* BEGIN Working data *

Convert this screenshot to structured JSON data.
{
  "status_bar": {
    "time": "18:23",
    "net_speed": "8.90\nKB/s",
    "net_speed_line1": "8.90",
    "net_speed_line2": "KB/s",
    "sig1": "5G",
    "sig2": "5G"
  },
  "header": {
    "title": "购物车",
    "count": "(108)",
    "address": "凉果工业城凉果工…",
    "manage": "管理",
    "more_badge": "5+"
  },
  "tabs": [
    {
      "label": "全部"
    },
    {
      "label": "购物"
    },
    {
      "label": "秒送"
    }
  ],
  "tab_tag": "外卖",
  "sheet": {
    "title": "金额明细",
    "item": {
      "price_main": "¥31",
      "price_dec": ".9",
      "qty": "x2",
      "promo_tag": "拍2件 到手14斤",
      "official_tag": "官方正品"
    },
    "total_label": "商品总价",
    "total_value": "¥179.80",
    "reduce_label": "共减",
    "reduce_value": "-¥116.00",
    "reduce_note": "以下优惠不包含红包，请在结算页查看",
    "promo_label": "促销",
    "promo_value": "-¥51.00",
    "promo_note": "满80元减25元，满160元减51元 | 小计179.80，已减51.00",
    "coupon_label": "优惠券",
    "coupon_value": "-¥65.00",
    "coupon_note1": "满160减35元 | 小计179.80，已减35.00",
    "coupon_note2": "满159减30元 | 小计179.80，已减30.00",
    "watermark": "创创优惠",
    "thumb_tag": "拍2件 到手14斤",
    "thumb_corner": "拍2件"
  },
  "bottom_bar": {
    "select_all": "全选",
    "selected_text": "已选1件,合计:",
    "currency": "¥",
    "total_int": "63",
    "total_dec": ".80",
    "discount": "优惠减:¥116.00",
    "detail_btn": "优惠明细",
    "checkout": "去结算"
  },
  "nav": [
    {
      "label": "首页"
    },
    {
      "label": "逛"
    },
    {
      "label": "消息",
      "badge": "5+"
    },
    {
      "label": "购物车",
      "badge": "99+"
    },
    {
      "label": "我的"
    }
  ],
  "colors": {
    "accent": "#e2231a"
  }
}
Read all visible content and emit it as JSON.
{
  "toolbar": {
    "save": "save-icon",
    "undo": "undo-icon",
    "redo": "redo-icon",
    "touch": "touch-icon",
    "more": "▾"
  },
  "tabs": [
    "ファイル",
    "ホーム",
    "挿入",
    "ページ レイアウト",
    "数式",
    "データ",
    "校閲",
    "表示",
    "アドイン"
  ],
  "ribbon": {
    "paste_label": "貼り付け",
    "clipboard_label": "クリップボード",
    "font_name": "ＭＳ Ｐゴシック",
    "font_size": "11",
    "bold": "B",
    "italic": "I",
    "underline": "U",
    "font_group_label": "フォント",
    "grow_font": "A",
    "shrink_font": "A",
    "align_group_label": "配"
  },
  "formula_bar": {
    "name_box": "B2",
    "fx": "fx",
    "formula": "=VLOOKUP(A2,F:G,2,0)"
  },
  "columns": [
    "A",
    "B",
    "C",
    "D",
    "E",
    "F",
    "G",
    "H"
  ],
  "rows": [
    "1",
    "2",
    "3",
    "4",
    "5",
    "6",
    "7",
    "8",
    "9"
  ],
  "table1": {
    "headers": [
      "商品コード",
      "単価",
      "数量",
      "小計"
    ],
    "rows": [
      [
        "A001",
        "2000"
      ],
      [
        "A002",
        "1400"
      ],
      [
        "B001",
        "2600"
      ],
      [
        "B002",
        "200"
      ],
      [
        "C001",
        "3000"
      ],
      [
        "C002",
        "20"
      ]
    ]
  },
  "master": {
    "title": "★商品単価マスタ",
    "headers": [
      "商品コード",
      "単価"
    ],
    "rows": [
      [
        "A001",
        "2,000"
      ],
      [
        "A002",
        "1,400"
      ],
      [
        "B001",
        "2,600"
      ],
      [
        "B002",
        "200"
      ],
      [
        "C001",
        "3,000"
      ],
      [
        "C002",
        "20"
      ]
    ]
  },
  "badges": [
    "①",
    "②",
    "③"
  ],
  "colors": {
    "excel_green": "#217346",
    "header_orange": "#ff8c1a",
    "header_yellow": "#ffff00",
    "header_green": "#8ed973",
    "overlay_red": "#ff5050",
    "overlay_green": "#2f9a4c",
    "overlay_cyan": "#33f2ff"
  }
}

* END Working data *

Required task: Give back all the data exactly as written.

Output for this task:
Convert this screenshot to structured JSON data.
{
  "status_bar": {
    "time": "18:23",
    "net_speed": "8.90\nKB/s",
    "net_speed_line1": "8.90",
    "net_speed_line2": "KB/s",
    "sig1": "5G",
    "sig2": "5G"
  },
  "header": {
    "title": "购物车",
    "count": "(108)",
    "address": "凉果工业城凉果工…",
    "manage": "管理",
    "more_badge": "5+"
  },
  "tabs": [
    {
      "label": "全部"
    },
    {
      "label": "购物"
    },
    {
      "label": "秒送"
    }
  ],
  "tab_tag": "外卖",
  "sheet": {
    "title": "金额明细",
    "item": {
      "price_main": "¥31",
      "price_dec": ".9",
      "qty": "x2",
      "promo_tag": "拍2件 到手14斤",
      "official_tag": "官方正品"
    },
    "total_label": "商品总价",
    "total_value": "¥179.80",
    "reduce_label": "共减",
    "reduce_value": "-¥116.00",
    "reduce_note": "以下优惠不包含红包，请在结算页查看",
    "promo_label": "促销",
    "promo_value": "-¥51.00",
    "promo_note": "满80元减25元，满160元减51元 | 小计179.80，已减51.00",
    "coupon_label": "优惠券",
    "coupon_value": "-¥65.00",
    "coupon_note1": "满160减35元 | 小计179.80，已减35.00",
    "coupon_note2": "满159减30元 | 小计179.80，已减30.00",
    "watermark": "创创优惠",
    "thumb_tag": "拍2件 到手14斤",
    "thumb_corner": "拍2件"
  },
  "bottom_bar": {
    "select_all": "全选",
    "selected_text": "已选1件,合计:",
    "currency": "¥",
    "total_int": "63",
    "total_dec": ".80",
    "discount": "优惠减:¥116.00",
    "detail_btn": "优惠明细",
    "checkout": "去结算"
  },
  "nav": [
    {
      "label": "首页"
    },
    {
      "label": "逛"
    },
    {
      "label": "消息",
      "badge": "5+"
    },
    {
      "label": "购物车",
      "badge": "99+"
    },
    {
      "label": "我的"
    }
  ],
  "colors": {
    "accent": "#e2231a"
  }
}
Read all visible content and emit it as JSON.
{
  "toolbar": {
    "save": "save-icon",
    "undo": "undo-icon",
    "redo": "redo-icon",
    "touch": "touch-icon",
    "more": "▾"
  },
  "tabs": [
    "ファイル",
    "ホーム",
    "挿入",
    "ページ レイアウト",
    "数式",
    "データ",
    "校閲",
    "表示",
    "アドイン"
  ],
  "ribbon": {
    "paste_label": "貼り付け",
    "clipboard_label": "クリップボード",
    "font_name": "ＭＳ Ｐゴシック",
    "font_size": "11",
    "bold": "B",
    "italic": "I",
    "underline": "U",
    "font_group_label": "フォント",
    "grow_font": "A",
    "shrink_font": "A",
    "align_group_label": "配"
  },
  "formula_bar": {
    "name_box": "B2",
    "fx": "fx",
    "formula": "=VLOOKUP(A2,F:G,2,0)"
  },
  "columns": [
    "A",
    "B",
    "C",
    "D",
    "E",
    "F",
    "G",
    "H"
  ],
  "rows": [
    "1",
    "2",
    "3",
    "4",
    "5",
    "6",
    "7",
    "8",
    "9"
  ],
  "table1": {
    "headers": [
      "商品コード",
      "単価",
      "数量",
      "小計"
    ],
    "rows": [
      [
        "A001",
        "2000"
      ],
      [
        "A002",
        "1400"
      ],
      [
        "B001",
        "2600"
      ],
      [
        "B002",
        "200"
      ],
      [
        "C001",
        "3000"
      ],
      [
        "C002",
        "20"
      ]
    ]
  },
  "master": {
    "title": "★商品単価マスタ",
    "headers": [
      "商品コード",
      "単価"
    ],
    "rows": [
      [
        "A001",
        "2,000"
      ],
      [
        "A002",
        "1,400"
      ],
      [
        "B001",
        "2,600"
      ],
      [
        "B002",
        "200"
      ],
      [
        "C001",
        "3,000"
      ],
      [
        "C002",
        "20"
      ]
    ]
  },
  "badges": [
    "①",
    "②",
    "③"
  ],
  "colors": {
    "excel_green": "#217346",
    "header_orange": "#ff8c1a",
    "header_yellow": "#ffff00",
    "header_green": "#8ed973",
    "overlay_red": "#ff5050",
    "overlay_green": "#2f9a4c",
    "overlay_cyan": "#33f2ff"
  }
}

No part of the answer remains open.